Exercise |
Every line of the material is to be quoted verbatim, minus the pictures.

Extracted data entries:
- - - - -

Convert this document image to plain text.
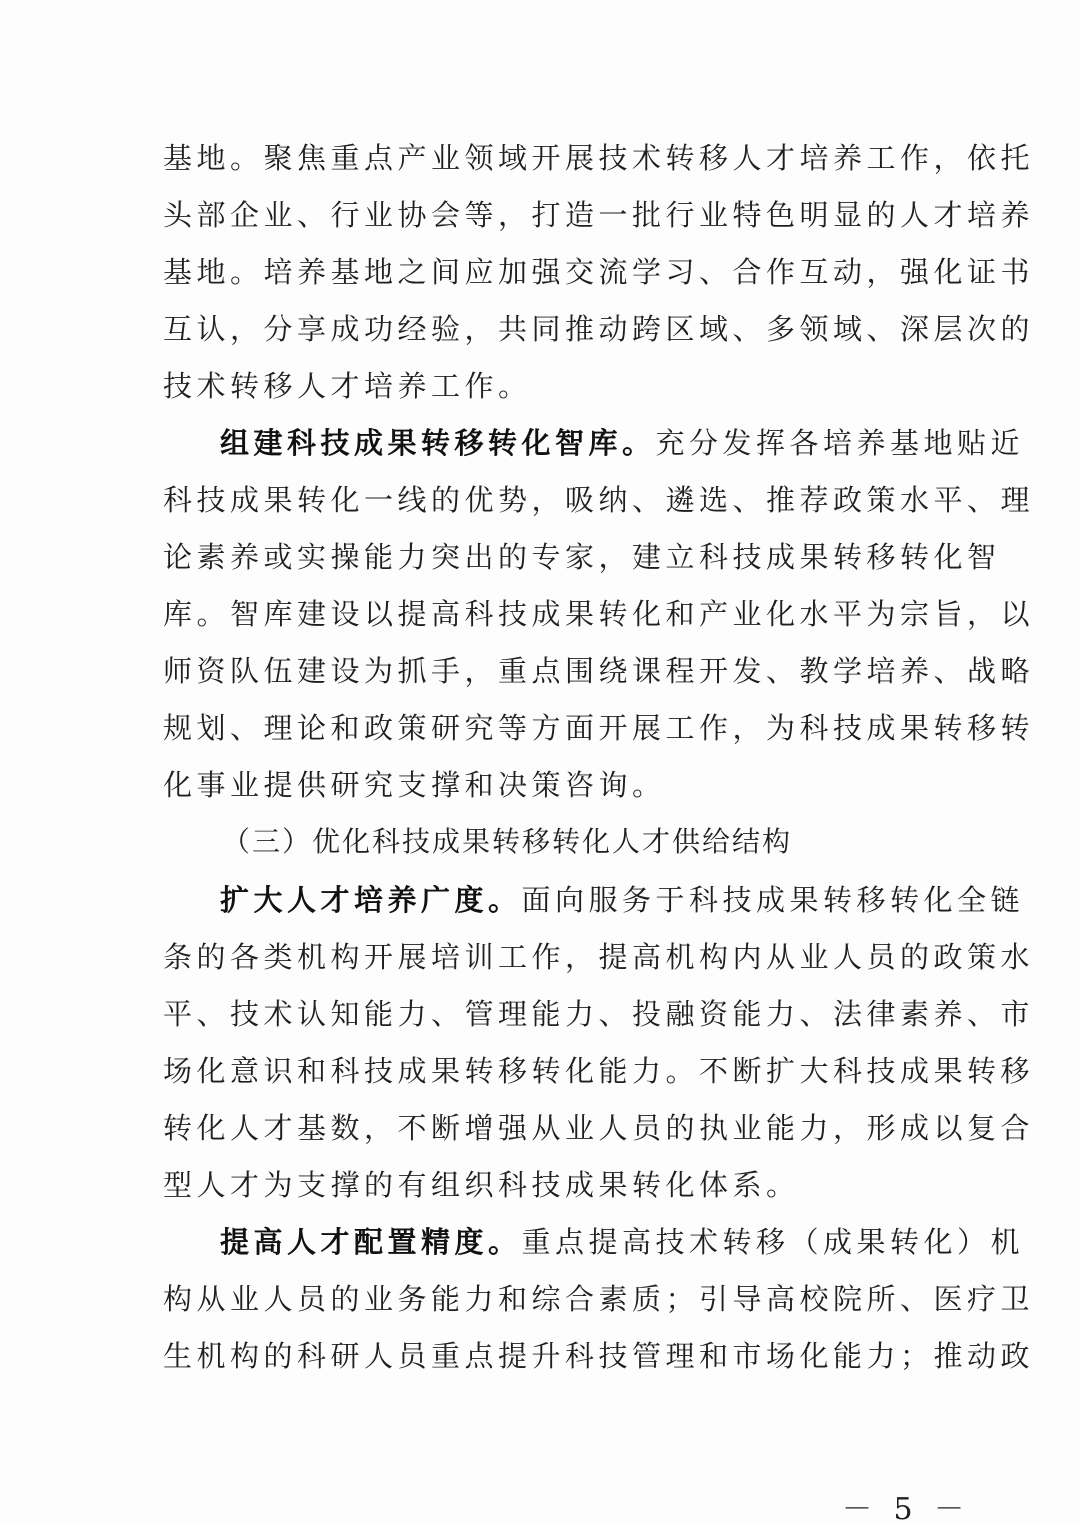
基地。聚焦重点产业领域开展技术转移人才培养工作，依托
头部企业、行业协会等，打造一批行业特色明显的人才培养
基地。培养基地之间应加强交流学习、合作互动，强化证书
互认，分享成功经验，共同推动跨区域、多领域、深层次的
技术转移人才培养工作。
组建科技成果转移转化智库。充分发挥各培养基地贴近
科技成果转化一线的优势，吸纳、遴选、推荐政策水平、理
论素养或实操能力突出的专家，建立科技成果转移转化智
库。智库建设以提高科技成果转化和产业化水平为宗旨，以
师资队伍建设为抓手，重点围绕课程开发、教学培养、战略
规划、理论和政策研究等方面开展工作，为科技成果转移转
化事业提供研究支撑和决策咨询。
（三）优化科技成果转移转化人才供给结构
扩大人才培养广度。面向服务于科技成果转移转化全链
条的各类机构开展培训工作，提高机构内从业人员的政策水
平、技术认知能力、管理能力、投融资能力、法律素养、市
场化意识和科技成果转移转化能力。不断扩大科技成果转移
转化人才基数，不断增强从业人员的执业能力，形成以复合
型人才为支撑的有组织科技成果转化体系。
提高人才配置精度。重点提高技术转移（成果转化）机
构从业人员的业务能力和综合素质；引导高校院所、医疗卫
生机构的科研人员重点提升科技管理和市场化能力；推动政
－ 5 －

- - - - -

Result of the task |
Convert this document image to plain text.
基地。聚焦重点产业领域开展技术转移人才培养工作，依托
头部企业、行业协会等，打造一批行业特色明显的人才培养
基地。培养基地之间应加强交流学习、合作互动，强化证书
互认，分享成功经验，共同推动跨区域、多领域、深层次的
技术转移人才培养工作。
组建科技成果转移转化智库。充分发挥各培养基地贴近
科技成果转化一线的优势，吸纳、遴选、推荐政策水平、理
论素养或实操能力突出的专家，建立科技成果转移转化智
库。智库建设以提高科技成果转化和产业化水平为宗旨，以
师资队伍建设为抓手，重点围绕课程开发、教学培养、战略
规划、理论和政策研究等方面开展工作，为科技成果转移转
化事业提供研究支撑和决策咨询。
（三）优化科技成果转移转化人才供给结构
扩大人才培养广度。面向服务于科技成果转移转化全链
条的各类机构开展培训工作，提高机构内从业人员的政策水
平、技术认知能力、管理能力、投融资能力、法律素养、市
场化意识和科技成果转移转化能力。不断扩大科技成果转移
转化人才基数，不断增强从业人员的执业能力，形成以复合
型人才为支撑的有组织科技成果转化体系。
提高人才配置精度。重点提高技术转移（成果转化）机
构从业人员的业务能力和综合素质；引导高校院所、医疗卫
生机构的科研人员重点提升科技管理和市场化能力；推动政
－ 5 －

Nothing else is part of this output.